**Requirements**
Copy out the records precisely, omitting pictures.

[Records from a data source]
* BEGIN *
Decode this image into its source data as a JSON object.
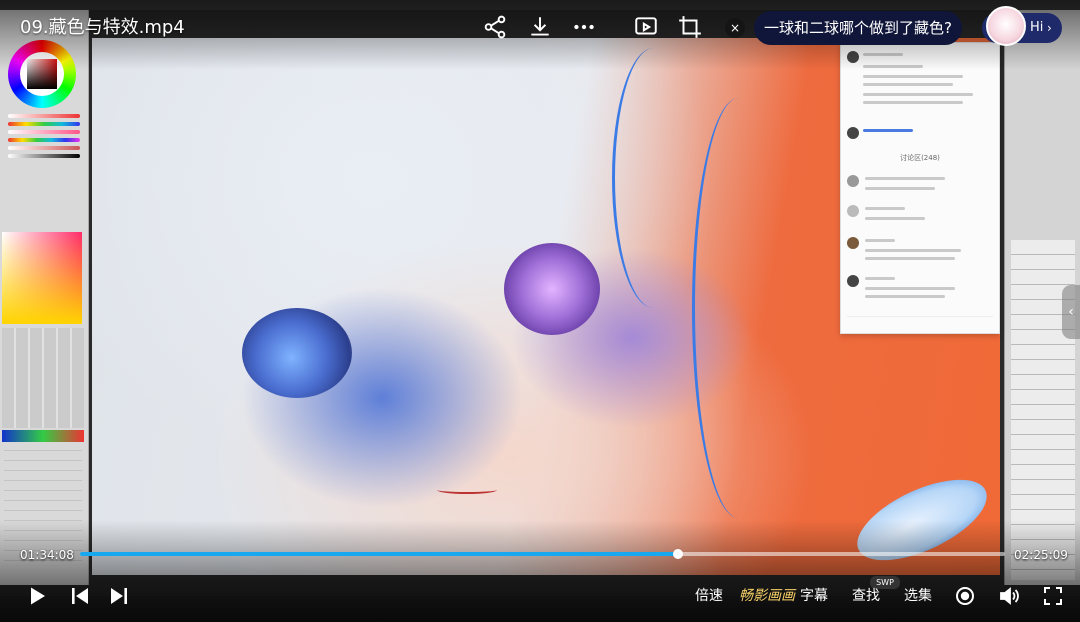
{
  "video": {
    "title": "09.藏色与特效.mp4",
    "current_time": "01:34:08",
    "duration": "02:25:09",
    "progress": 0.647
  },
  "top_bar": {
    "close_label": "×",
    "ai_question": "一球和二球哪个做到了藏色?",
    "hi_label": "Hi",
    "hi_chevron": "›"
  },
  "controls": {
    "speed_label": "倍速",
    "quality_label": "畅影画画",
    "subtitle_label": "字幕",
    "search_label": "查找",
    "episodes_label": "选集",
    "swp_badge": "SWP"
  },
  "recording": {
    "chat_heading": "讨论区(248)"
  },
  "side_handle": "‹",
  "colors": {
    "accent": "#18a8f0",
    "ai_bubble_bg": "#10163a",
    "quality_accent": "#f7d067"
  }
}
* END *
**Answer to the exercise**
Decode this image into its source data as a JSON object.
{
  "video": {
    "title": "09.藏色与特效.mp4",
    "current_time": "01:34:08",
    "duration": "02:25:09",
    "progress": 0.647
  },
  "top_bar": {
    "close_label": "×",
    "ai_question": "一球和二球哪个做到了藏色?",
    "hi_label": "Hi",
    "hi_chevron": "›"
  },
  "controls": {
    "speed_label": "倍速",
    "quality_label": "畅影画画",
    "subtitle_label": "字幕",
    "search_label": "查找",
    "episodes_label": "选集",
    "swp_badge": "SWP"
  },
  "recording": {
    "chat_heading": "讨论区(248)"
  },
  "side_handle": "‹",
  "colors": {
    "accent": "#18a8f0",
    "ai_bubble_bg": "#10163a",
    "quality_accent": "#f7d067"
  }
}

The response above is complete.